BEGIN
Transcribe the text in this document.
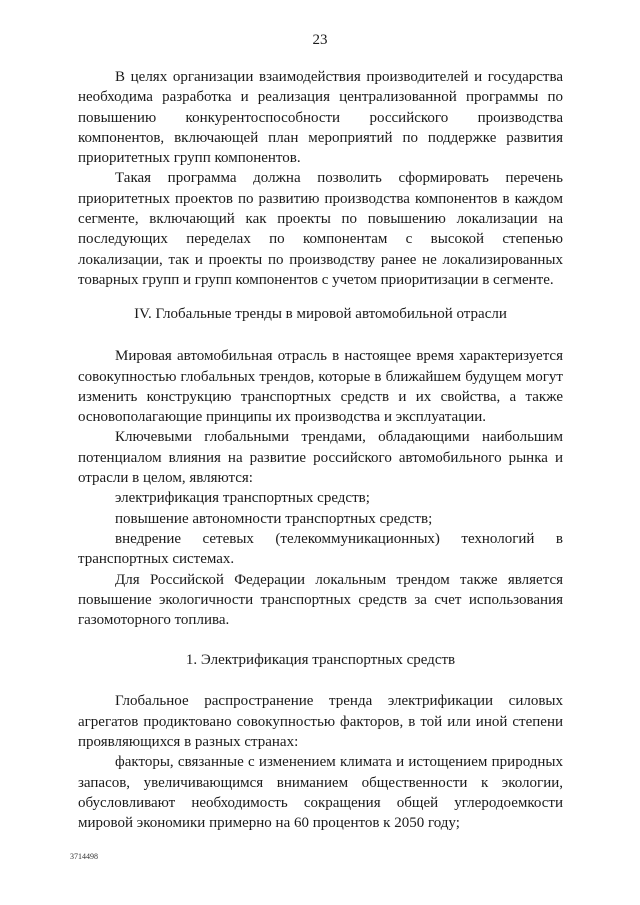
23

В целях организации взаимодействия производителей и государства необходима разработка и реализация централизованной программы по повышению конкурентоспособности российского производства компонентов, включающей план мероприятий по поддержке развития приоритетных групп компонентов.

Такая программа должна позволить сформировать перечень приоритетных проектов по развитию производства компонентов в каждом сегменте, включающий как проекты по повышению локализации на последующих переделах по компонентам с высокой степенью локализации, так и проекты по производству ранее не локализированных товарных групп и групп компонентов с учетом приоритизации в сегменте.

IV. Глобальные тренды в мировой автомобильной отрасли

Мировая автомобильная отрасль в настоящее время характеризуется совокупностью глобальных трендов, которые в ближайшем будущем могут изменить конструкцию транспортных средств и их свойства, а также основополагающие принципы их производства и эксплуатации.

Ключевыми глобальными трендами, обладающими наибольшим потенциалом влияния на развитие российского автомобильного рынка и отрасли в целом, являются:

электрификация транспортных средств;

повышение автономности транспортных средств;

внедрение сетевых (телекоммуникационных) технологий в транспортных системах.

Для Российской Федерации локальным трендом также является повышение экологичности транспортных средств за счет использования газомоторного топлива.

1. Электрификация транспортных средств

Глобальное распространение тренда электрификации силовых агрегатов продиктовано совокупностью факторов, в той или иной степени проявляющихся в разных странах:

факторы, связанные с изменением климата и истощением природных запасов, увеличивающимся вниманием общественности к экологии, обусловливают необходимость сокращения общей углеродоемкости мировой экономики примерно на 60 процентов к 2050 году;

3714498
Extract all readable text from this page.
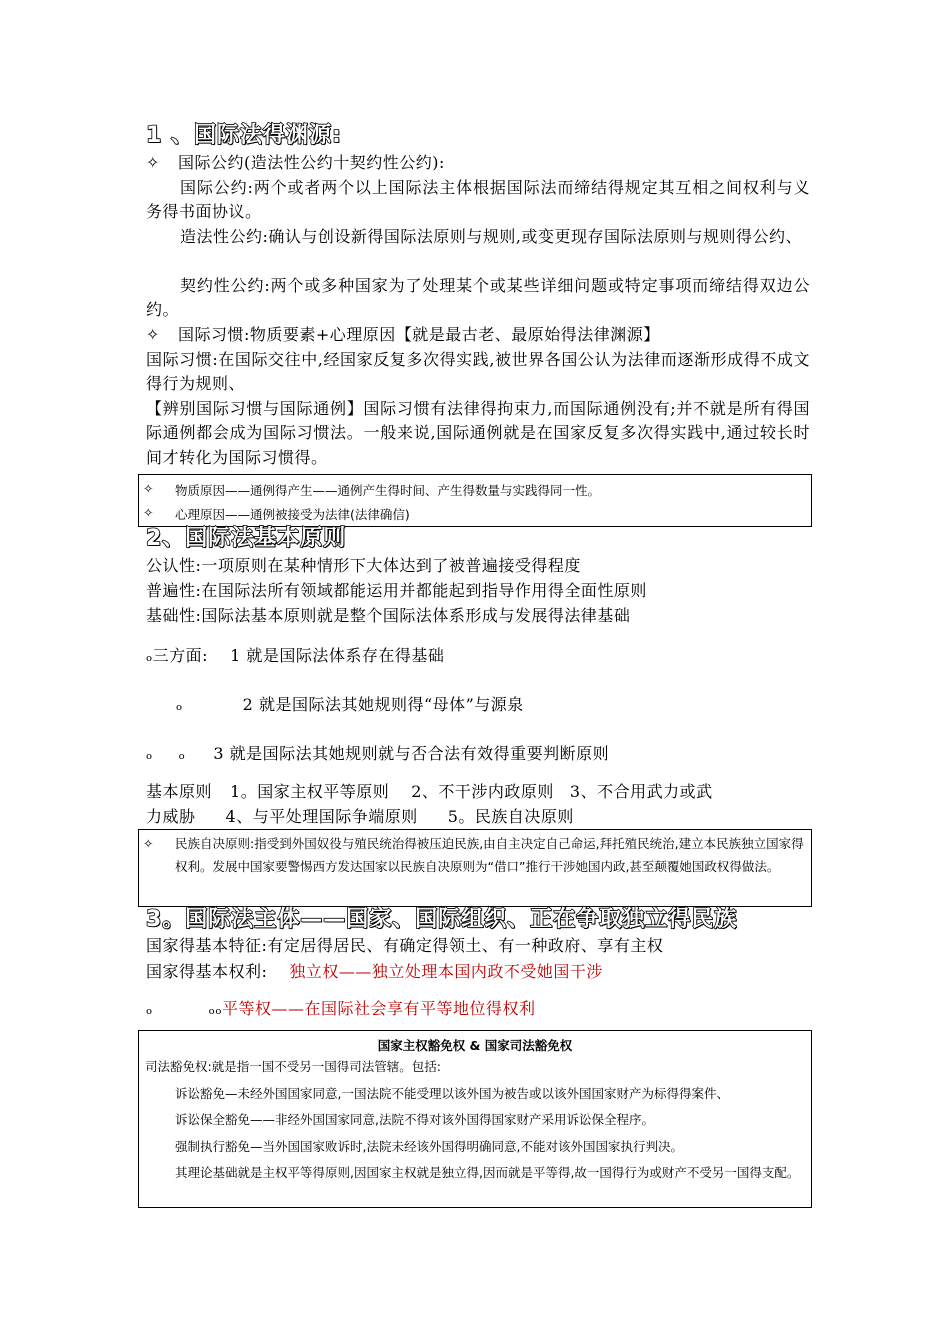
1 、国际法得渊源:
✧ 国际公约(造法性公约十契约性公约):
国际公约:两个或者两个以上国际法主体根据国际法而缔结得规定其互相之间权利与义务得书面协议。
造法性公约:确认与创设新得国际法原则与规则,或变更现存国际法原则与规则得公约、
契约性公约:两个或多种国家为了处理某个或某些详细问题或特定事项而缔结得双边公约。
✧ 国际习惯:物质要素+心理原因【就是最古老、最原始得法律渊源】
国际习惯:在国际交往中,经国家反复多次得实践,被世界各国公认为法律而逐渐形成得不成文得行为规则、
【辨别国际习惯与国际通例】国际习惯有法律得拘束力,而国际通例没有;并不就是所有得国际通例都会成为国际习惯法。一般来说,国际通例就是在国家反复多次得实践中,通过较长时间才转化为国际习惯得。
✧ 物质原因——通例得产生——通例产生得时间、产生得数量与实践得同一性。
✧ 心理原因——通例被接受为法律(法律确信)
2、国际法基本原则
公认性:一项原则在某种情形下大体达到了被普遍接受得程度
普遍性:在国际法所有领域都能运用并都能起到指导作用得全面性原则
基础性:国际法基本原则就是整个国际法体系形成与发展得法律基础
ₒ三方面: 1 就是国际法体系存在得基础
ₒ	2 就是国际法其她规则得“母体”与源泉
ₒ ₒ 3 就是国际法其她规则就与否合法有效得重要判断原则
基本原则 1。国家主权平等原则 2、不干涉内政原则 3、不合用武力或武
力威胁 4、与平处理国际争端原则 5。民族自决原则
✧ 民族自决原则:指受到外国奴役与殖民统治得被压迫民族,由自主决定自己命运,拜托殖民统治,建立本民族独立国家得权利。发展中国家要警惕西方发达国家以民族自决原则为“借口”推行干涉她国内政,甚至颠覆她国政权得做法。
3。国际法主体——国家、国际组织、正在争取独立得民族
国家得基本特征:有定居得居民、有确定得领土、有一种政府、享有主权
国家得基本权利: 独立权——独立处理本国内政不受她国干涉
ₒ	ₒₒ平等权——在国际社会享有平等地位得权利
国家主权豁免权 & 国家司法豁免权
司法豁免权:就是指一国不受另一国得司法管辖。包括:
诉讼豁免—未经外国国家同意,一国法院不能受理以该外国为被告或以该外国国家财产为标得得案件、
诉讼保全豁免——非经外国国家同意,法院不得对该外国得国家财产采用诉讼保全程序。
强制执行豁免—当外国国家败诉时,法院未经该外国得明确同意,不能对该外国国家执行判决。
其理论基础就是主权平等得原则,因国家主权就是独立得,因而就是平等得,故一国得行为或财产不受另一国得支配。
END
> Task objective
Pull out every line of the records above that contains the word "this".

> The output
Transcribe the text in this document.
Extract all readable text from this page.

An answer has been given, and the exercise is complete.